EXERCISE INPUT:
_ _ _ _ _

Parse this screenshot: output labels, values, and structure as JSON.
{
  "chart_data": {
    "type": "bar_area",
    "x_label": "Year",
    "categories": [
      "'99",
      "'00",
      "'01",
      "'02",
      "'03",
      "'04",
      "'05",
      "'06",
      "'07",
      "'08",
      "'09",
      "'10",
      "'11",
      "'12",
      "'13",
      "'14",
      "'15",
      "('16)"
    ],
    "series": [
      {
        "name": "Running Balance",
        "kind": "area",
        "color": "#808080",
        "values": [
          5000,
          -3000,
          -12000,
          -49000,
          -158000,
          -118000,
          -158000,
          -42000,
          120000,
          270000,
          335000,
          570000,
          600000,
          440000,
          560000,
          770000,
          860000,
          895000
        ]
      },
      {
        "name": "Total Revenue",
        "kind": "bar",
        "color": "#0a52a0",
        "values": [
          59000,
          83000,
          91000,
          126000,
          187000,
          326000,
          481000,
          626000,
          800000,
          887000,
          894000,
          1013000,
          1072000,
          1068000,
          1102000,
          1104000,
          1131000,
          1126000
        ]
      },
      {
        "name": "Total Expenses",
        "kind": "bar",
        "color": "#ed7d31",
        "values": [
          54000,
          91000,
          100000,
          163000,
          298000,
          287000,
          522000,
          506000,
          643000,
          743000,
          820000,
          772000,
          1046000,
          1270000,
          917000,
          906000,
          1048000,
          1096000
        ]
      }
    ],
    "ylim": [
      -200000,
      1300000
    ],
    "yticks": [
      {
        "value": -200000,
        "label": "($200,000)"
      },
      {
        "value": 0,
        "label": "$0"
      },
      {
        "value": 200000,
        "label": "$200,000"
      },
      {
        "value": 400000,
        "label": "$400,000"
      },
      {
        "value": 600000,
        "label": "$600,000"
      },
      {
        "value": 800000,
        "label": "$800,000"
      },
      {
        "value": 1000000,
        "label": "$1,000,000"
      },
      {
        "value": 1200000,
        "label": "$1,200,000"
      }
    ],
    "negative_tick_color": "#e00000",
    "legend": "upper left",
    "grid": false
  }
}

_ _ _ _ _

PROBLEM: Please copy out each record, character for character.

SOLUTION:
Parse this screenshot: output labels, values, and structure as JSON.
{
  "chart_data": {
    "type": "bar_area",
    "x_label": "Year",
    "categories": [
      "'99",
      "'00",
      "'01",
      "'02",
      "'03",
      "'04",
      "'05",
      "'06",
      "'07",
      "'08",
      "'09",
      "'10",
      "'11",
      "'12",
      "'13",
      "'14",
      "'15",
      "('16)"
    ],
    "series": [
      {
        "name": "Running Balance",
        "kind": "area",
        "color": "#808080",
        "values": [
          5000,
          -3000,
          -12000,
          -49000,
          -158000,
          -118000,
          -158000,
          -42000,
          120000,
          270000,
          335000,
          570000,
          600000,
          440000,
          560000,
          770000,
          860000,
          895000
        ]
      },
      {
        "name": "Total Revenue",
        "kind": "bar",
        "color": "#0a52a0",
        "values": [
          59000,
          83000,
          91000,
          126000,
          187000,
          326000,
          481000,
          626000,
          800000,
          887000,
          894000,
          1013000,
          1072000,
          1068000,
          1102000,
          1104000,
          1131000,
          1126000
        ]
      },
      {
        "name": "Total Expenses",
        "kind": "bar",
        "color": "#ed7d31",
        "values": [
          54000,
          91000,
          100000,
          163000,
          298000,
          287000,
          522000,
          506000,
          643000,
          743000,
          820000,
          772000,
          1046000,
          1270000,
          917000,
          906000,
          1048000,
          1096000
        ]
      }
    ],
    "ylim": [
      -200000,
      1300000
    ],
    "yticks": [
      {
        "value": -200000,
        "label": "($200,000)"
      },
      {
        "value": 0,
        "label": "$0"
      },
      {
        "value": 200000,
        "label": "$200,000"
      },
      {
        "value": 400000,
        "label": "$400,000"
      },
      {
        "value": 600000,
        "label": "$600,000"
      },
      {
        "value": 800000,
        "label": "$800,000"
      },
      {
        "value": 1000000,
        "label": "$1,000,000"
      },
      {
        "value": 1200000,
        "label": "$1,200,000"
      }
    ],
    "negative_tick_color": "#e00000",
    "legend": "upper left",
    "grid": false
  }
}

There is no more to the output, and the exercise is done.